## Requirement
Select, from the material below, each line with "only" in it.

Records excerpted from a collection
⁂

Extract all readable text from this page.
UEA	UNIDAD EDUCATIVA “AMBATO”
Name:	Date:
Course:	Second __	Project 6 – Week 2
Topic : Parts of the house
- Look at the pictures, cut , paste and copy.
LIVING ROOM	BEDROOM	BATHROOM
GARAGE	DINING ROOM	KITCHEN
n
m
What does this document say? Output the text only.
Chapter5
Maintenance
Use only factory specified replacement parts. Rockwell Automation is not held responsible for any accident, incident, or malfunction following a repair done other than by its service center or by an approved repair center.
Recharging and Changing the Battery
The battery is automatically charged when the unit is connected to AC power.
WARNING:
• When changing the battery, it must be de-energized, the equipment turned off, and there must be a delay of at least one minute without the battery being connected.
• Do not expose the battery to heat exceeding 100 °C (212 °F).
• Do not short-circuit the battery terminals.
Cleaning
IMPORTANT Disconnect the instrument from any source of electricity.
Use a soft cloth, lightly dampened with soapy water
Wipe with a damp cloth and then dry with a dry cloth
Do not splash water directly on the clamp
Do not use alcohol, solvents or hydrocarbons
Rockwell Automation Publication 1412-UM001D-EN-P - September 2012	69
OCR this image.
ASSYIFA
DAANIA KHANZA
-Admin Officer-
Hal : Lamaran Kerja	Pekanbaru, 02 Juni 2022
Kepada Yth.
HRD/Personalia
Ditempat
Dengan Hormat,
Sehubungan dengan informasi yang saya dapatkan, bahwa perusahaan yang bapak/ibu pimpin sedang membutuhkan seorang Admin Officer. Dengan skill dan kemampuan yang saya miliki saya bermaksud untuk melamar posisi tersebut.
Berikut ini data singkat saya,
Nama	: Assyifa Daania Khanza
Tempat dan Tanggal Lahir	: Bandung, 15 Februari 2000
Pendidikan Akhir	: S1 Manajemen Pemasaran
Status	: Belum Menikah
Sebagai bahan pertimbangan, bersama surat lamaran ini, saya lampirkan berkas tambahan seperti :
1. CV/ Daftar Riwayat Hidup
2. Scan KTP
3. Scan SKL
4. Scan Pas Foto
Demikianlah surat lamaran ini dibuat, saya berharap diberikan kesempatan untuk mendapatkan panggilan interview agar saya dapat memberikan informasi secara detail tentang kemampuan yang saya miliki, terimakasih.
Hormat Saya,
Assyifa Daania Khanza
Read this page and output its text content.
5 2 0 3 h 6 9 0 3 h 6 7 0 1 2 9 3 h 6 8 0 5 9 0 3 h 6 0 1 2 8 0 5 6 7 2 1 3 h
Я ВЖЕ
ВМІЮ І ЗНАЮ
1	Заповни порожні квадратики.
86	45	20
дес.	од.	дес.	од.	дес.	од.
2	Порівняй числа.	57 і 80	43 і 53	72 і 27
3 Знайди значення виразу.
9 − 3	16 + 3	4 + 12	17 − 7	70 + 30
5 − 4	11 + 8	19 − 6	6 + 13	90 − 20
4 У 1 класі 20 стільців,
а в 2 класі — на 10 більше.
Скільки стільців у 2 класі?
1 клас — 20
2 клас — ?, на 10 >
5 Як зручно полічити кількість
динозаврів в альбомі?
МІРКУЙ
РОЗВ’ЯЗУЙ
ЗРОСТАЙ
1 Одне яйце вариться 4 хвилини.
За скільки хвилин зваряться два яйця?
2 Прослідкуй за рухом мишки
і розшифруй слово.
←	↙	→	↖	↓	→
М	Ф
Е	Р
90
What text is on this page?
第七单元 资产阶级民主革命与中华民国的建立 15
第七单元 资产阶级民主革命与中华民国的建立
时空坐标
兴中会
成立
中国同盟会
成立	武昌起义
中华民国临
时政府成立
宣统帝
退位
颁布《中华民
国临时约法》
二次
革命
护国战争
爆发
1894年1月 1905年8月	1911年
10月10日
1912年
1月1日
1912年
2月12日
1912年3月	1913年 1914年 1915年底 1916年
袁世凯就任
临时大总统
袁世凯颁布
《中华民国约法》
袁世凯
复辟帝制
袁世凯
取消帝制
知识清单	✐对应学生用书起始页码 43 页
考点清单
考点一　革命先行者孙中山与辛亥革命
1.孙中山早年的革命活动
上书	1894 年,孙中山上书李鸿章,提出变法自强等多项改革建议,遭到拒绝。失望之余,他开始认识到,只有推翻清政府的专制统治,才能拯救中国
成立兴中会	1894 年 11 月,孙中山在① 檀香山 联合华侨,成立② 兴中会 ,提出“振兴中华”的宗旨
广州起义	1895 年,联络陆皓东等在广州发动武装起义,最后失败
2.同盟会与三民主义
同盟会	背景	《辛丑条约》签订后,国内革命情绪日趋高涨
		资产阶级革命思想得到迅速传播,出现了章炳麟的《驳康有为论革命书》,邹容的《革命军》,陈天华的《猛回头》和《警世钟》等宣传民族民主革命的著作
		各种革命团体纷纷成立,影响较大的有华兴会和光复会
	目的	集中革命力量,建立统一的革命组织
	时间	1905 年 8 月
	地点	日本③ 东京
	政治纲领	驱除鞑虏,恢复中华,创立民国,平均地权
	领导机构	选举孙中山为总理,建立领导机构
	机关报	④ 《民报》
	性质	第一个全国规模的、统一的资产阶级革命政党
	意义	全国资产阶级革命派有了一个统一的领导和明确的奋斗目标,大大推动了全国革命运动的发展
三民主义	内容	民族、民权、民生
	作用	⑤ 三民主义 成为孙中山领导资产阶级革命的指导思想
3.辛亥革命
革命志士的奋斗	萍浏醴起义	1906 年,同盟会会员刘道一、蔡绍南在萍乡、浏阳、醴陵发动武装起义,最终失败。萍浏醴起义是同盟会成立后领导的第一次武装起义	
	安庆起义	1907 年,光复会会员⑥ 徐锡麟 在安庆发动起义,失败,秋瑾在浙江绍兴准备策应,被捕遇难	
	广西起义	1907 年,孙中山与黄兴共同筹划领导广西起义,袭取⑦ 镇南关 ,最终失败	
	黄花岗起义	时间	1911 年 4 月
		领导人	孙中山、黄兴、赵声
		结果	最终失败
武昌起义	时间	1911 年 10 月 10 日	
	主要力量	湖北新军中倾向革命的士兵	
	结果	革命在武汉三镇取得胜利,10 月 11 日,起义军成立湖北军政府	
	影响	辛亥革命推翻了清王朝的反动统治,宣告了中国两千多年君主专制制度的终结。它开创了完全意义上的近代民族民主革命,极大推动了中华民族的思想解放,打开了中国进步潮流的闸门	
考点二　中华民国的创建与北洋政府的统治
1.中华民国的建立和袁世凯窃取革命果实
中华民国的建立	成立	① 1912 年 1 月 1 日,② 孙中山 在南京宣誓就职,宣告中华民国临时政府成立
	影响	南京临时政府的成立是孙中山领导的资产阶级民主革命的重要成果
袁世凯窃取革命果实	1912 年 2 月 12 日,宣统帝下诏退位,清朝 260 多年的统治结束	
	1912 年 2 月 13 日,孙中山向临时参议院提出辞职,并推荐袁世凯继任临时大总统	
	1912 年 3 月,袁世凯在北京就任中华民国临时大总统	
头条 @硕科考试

⁂

## Response
What does this document say? Output the text only.
Use only factory specified replacement parts. Rockwell Automation is not held responsible for any accident, incident, or malfunction following a repair done other than by its service center or by an approved repair center.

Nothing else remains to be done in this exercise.